* Requirements:
Lines that contain the string "размер" are to be copied; leave out all others.
:: Records
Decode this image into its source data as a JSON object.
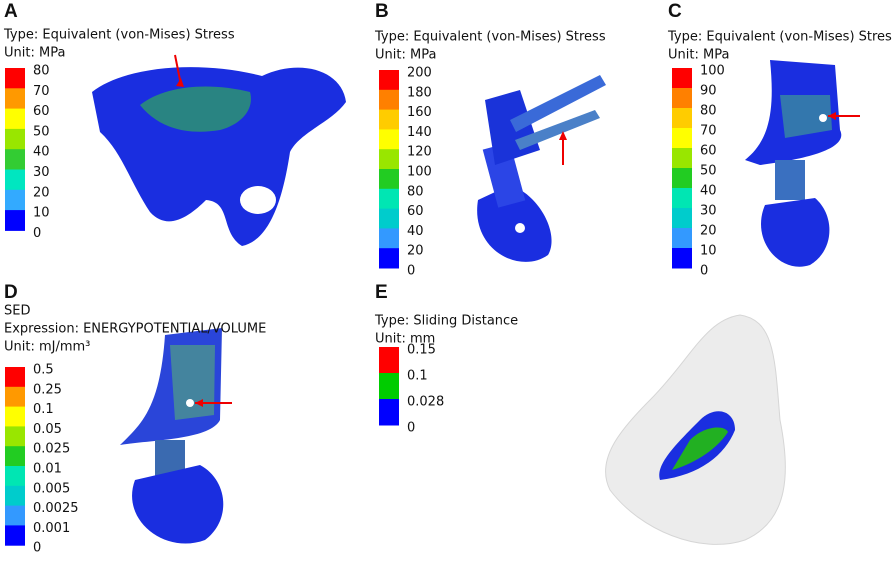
{
  "panels": [
    {
      "letter": "A",
      "lines": [
        "Type: Equivalent (von-Mises) Stress",
        "Unit: MPa"
      ],
      "legend": {
        "labels": [
          "80",
          "70",
          "60",
          "50",
          "40",
          "30",
          "20",
          "10",
          "0"
        ],
        "colors": [
          "#ff0000",
          "#ff9900",
          "#ffff00",
          "#99e600",
          "#33cc33",
          "#00e6c0",
          "#33aaff",
          "#0000ff"
        ]
      }
    },
    {
      "letter": "B",
      "lines": [
        "Type: Equivalent (von-Mises) Stress",
        "Unit: MPa"
      ],
      "legend": {
        "labels": [
          "200",
          "180",
          "160",
          "140",
          "120",
          "100",
          "80",
          "60",
          "40",
          "20",
          "0"
        ],
        "colors": [
          "#ff0000",
          "#ff8000",
          "#ffcc00",
          "#ffff00",
          "#99e600",
          "#22cc22",
          "#00e6b3",
          "#00cccc",
          "#3399ff",
          "#0000ff"
        ]
      }
    },
    {
      "letter": "C",
      "lines": [
        "Type: Equivalent (von-Mises) Stress",
        "Unit: MPa"
      ],
      "legend": {
        "labels": [
          "100",
          "90",
          "80",
          "70",
          "60",
          "50",
          "40",
          "30",
          "20",
          "10",
          "0"
        ],
        "colors": [
          "#ff0000",
          "#ff8000",
          "#ffcc00",
          "#ffff00",
          "#99e600",
          "#22cc22",
          "#00e6b3",
          "#00cccc",
          "#3399ff",
          "#0000ff"
        ]
      }
    },
    {
      "letter": "D",
      "lines": [
        "SED",
        "Expression: ENERGYPOTENTIAL/VOLUME",
        "Unit: mJ/mm³"
      ],
      "legend": {
        "labels": [
          "0.5",
          "0.25",
          "0.1",
          "0.05",
          "0.025",
          "0.01",
          "0.005",
          "0.0025",
          "0.001",
          "0"
        ],
        "colors": [
          "#ff0000",
          "#ff9900",
          "#ffff00",
          "#99e600",
          "#22cc22",
          "#00e6b3",
          "#00cccc",
          "#3399ff",
          "#0000ff"
        ]
      }
    },
    {
      "letter": "E",
      "lines": [
        "Type: Sliding Distance",
        "Unit: mm"
      ],
      "legend": {
        "labels": [
          "0.15",
          "0.1",
          "0.028",
          "0"
        ],
        "colors": [
          "#ff0000",
          "#00cc00",
          "#0000ff"
        ]
      }
    }
  ]
}
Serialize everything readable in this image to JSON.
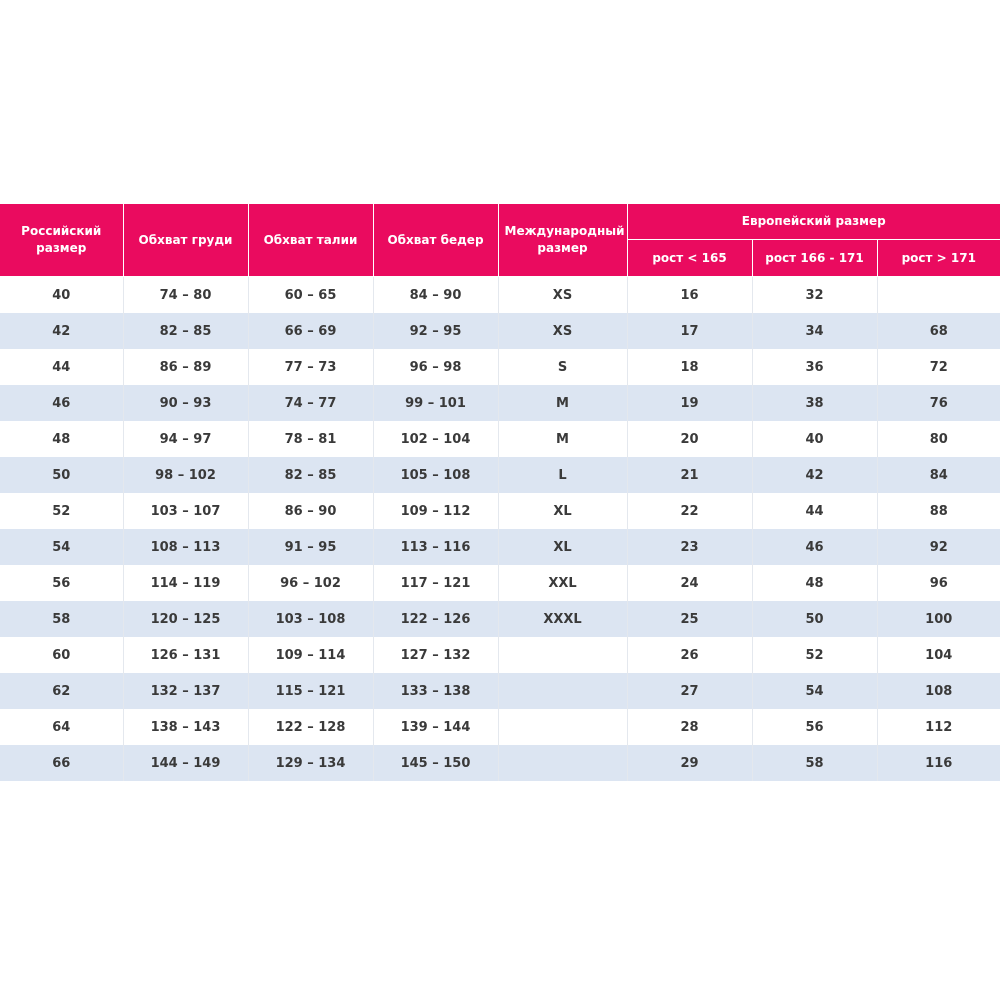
{
  "table": {
    "header": {
      "columns": [
        "Российский размер",
        "Обхват груди",
        "Обхват талии",
        "Обхват бедер",
        "Международный размер"
      ],
      "group": "Европейский размер",
      "subcolumns": [
        "рост < 165",
        "рост 166 - 171",
        "рост > 171"
      ]
    },
    "rows": [
      [
        "40",
        "74 – 80",
        "60 – 65",
        "84 – 90",
        "XS",
        "16",
        "32",
        null
      ],
      [
        "42",
        "82 – 85",
        "66 – 69",
        "92 – 95",
        "XS",
        "17",
        "34",
        "68"
      ],
      [
        "44",
        "86 – 89",
        "77 – 73",
        "96 – 98",
        "S",
        "18",
        "36",
        "72"
      ],
      [
        "46",
        "90 – 93",
        "74 – 77",
        "99 – 101",
        "M",
        "19",
        "38",
        "76"
      ],
      [
        "48",
        "94 – 97",
        "78 – 81",
        "102 – 104",
        "M",
        "20",
        "40",
        "80"
      ],
      [
        "50",
        "98 – 102",
        "82 – 85",
        "105 – 108",
        "L",
        "21",
        "42",
        "84"
      ],
      [
        "52",
        "103 – 107",
        "86 – 90",
        "109 – 112",
        "XL",
        "22",
        "44",
        "88"
      ],
      [
        "54",
        "108 – 113",
        "91 – 95",
        "113 – 116",
        "XL",
        "23",
        "46",
        "92"
      ],
      [
        "56",
        "114 – 119",
        "96 – 102",
        "117 – 121",
        "XXL",
        "24",
        "48",
        "96"
      ],
      [
        "58",
        "120 – 125",
        "103 – 108",
        "122 – 126",
        "XXXL",
        "25",
        "50",
        "100"
      ],
      [
        "60",
        "126 – 131",
        "109 – 114",
        "127 – 132",
        null,
        "26",
        "52",
        "104"
      ],
      [
        "62",
        "132 – 137",
        "115 – 121",
        "133 – 138",
        null,
        "27",
        "54",
        "108"
      ],
      [
        "64",
        "138 – 143",
        "122 – 128",
        "139 – 144",
        null,
        "28",
        "56",
        "112"
      ],
      [
        "66",
        "144 – 149",
        "129 – 134",
        "145 – 150",
        null,
        "29",
        "58",
        "116"
      ]
    ]
  }
}
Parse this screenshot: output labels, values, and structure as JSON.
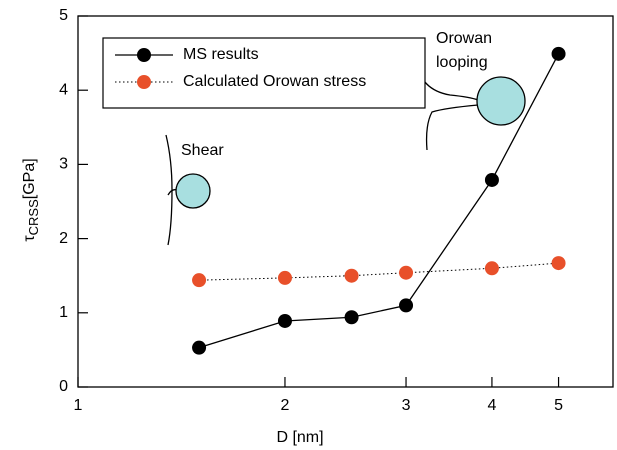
::::
* Exercise answer:
        "Российский размер",
        "Международный размер"
      "group": "Европейский размер",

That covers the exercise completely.